** Start Provided material **

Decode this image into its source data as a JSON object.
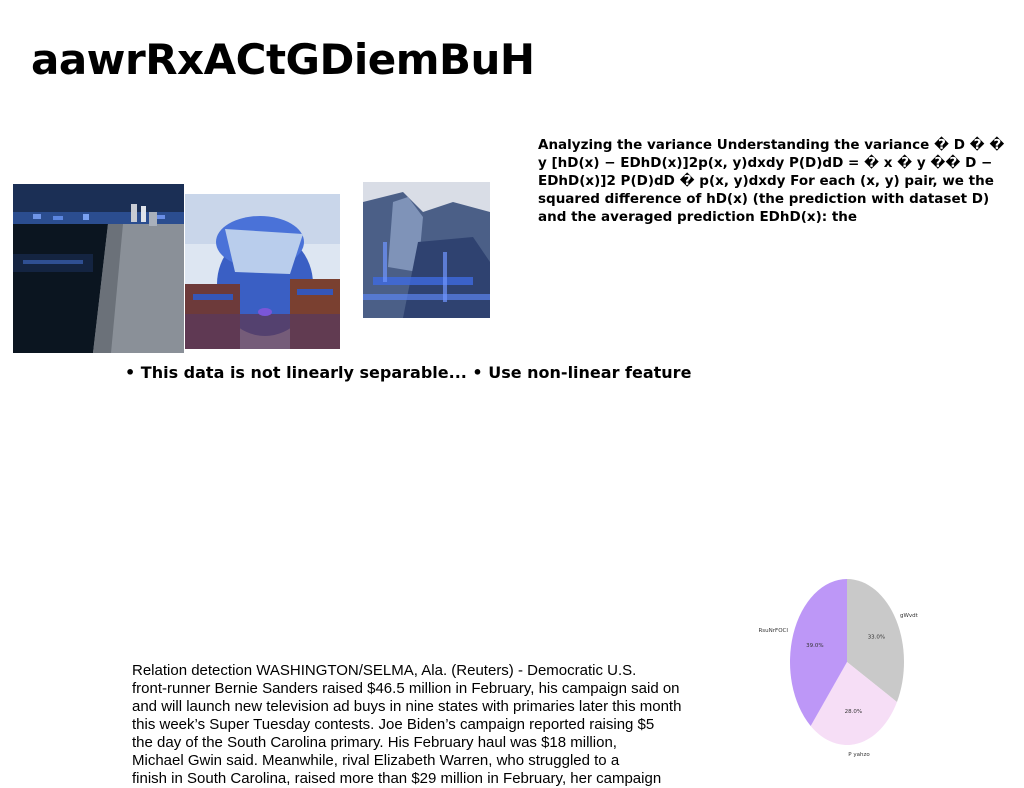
{
  "page": {
    "title": "aawrRxACtGDiemBuH"
  },
  "variance_paragraph": "Analyzing the variance Understanding the variance � D � � y [hD(x) − EDhD(x)]2p(x, y)dxdy P(D)dD = � x � y �� D − EDhD(x)]2 P(D)dD � p(x, y)dxdy For each (x, y) pair, we the squared difference of hD(x) (the prediction with dataset D) and the averaged prediction EDhD(x): the",
  "bullets_line": "• This data is not linearly separable... • Use non-linear feature",
  "article": {
    "lines": [
      "Relation detection WASHINGTON/SELMA, Ala. (Reuters) - Democratic U.S.",
      "front-runner Bernie Sanders raised $46.5 million in February, his campaign said on",
      "and will launch new television ad buys in nine states with primaries later this month",
      "this week’s Super Tuesday contests. Joe Biden’s campaign reported raising $5",
      "the day of the South Carolina primary. His February haul was $18 million,",
      "Michael Gwin said. Meanwhile, rival Elizabeth Warren, who struggled to a",
      "finish in South Carolina, raised more than $29 million in February, her campaign"
    ]
  },
  "images": [
    {
      "name": "night-waterfront-photo"
    },
    {
      "name": "person-covering-face-photo"
    },
    {
      "name": "rocky-shore-photo"
    }
  ],
  "chart_data": {
    "type": "pie",
    "title": "",
    "categories": [
      "gWvdt",
      "P yahzo",
      "RsuNrFOCI"
    ],
    "values": [
      33.0,
      28.0,
      39.0
    ],
    "value_labels": [
      "33.0%",
      "28.0%",
      "39.0%"
    ],
    "colors": [
      "#c9c9c9",
      "#f6def6",
      "#bd97f7"
    ],
    "start_angle_deg": 90,
    "direction": "clockwise",
    "legend": "none"
  }
}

** End Provided material **

* [Stated task]:
Reproduce each entry precisely, dropping only the pictures.

* [Solution to the exercise]:
Decode this image into its source data as a JSON object.
{
  "page": {
    "title": "aawrRxACtGDiemBuH"
  },
  "variance_paragraph": "Analyzing the variance Understanding the variance � D � � y [hD(x) − EDhD(x)]2p(x, y)dxdy P(D)dD = � x � y �� D − EDhD(x)]2 P(D)dD � p(x, y)dxdy For each (x, y) pair, we the squared difference of hD(x) (the prediction with dataset D) and the averaged prediction EDhD(x): the",
  "bullets_line": "• This data is not linearly separable... • Use non-linear feature",
  "article": {
    "lines": [
      "Relation detection WASHINGTON/SELMA, Ala. (Reuters) - Democratic U.S.",
      "front-runner Bernie Sanders raised $46.5 million in February, his campaign said on",
      "and will launch new television ad buys in nine states with primaries later this month",
      "this week’s Super Tuesday contests. Joe Biden’s campaign reported raising $5",
      "the day of the South Carolina primary. His February haul was $18 million,",
      "Michael Gwin said. Meanwhile, rival Elizabeth Warren, who struggled to a",
      "finish in South Carolina, raised more than $29 million in February, her campaign"
    ]
  },
  "images": [
    {
      "name": "night-waterfront-photo"
    },
    {
      "name": "person-covering-face-photo"
    },
    {
      "name": "rocky-shore-photo"
    }
  ],
  "chart_data": {
    "type": "pie",
    "title": "",
    "categories": [
      "gWvdt",
      "P yahzo",
      "RsuNrFOCI"
    ],
    "values": [
      33.0,
      28.0,
      39.0
    ],
    "value_labels": [
      "33.0%",
      "28.0%",
      "39.0%"
    ],
    "colors": [
      "#c9c9c9",
      "#f6def6",
      "#bd97f7"
    ],
    "start_angle_deg": 90,
    "direction": "clockwise",
    "legend": "none"
  }
}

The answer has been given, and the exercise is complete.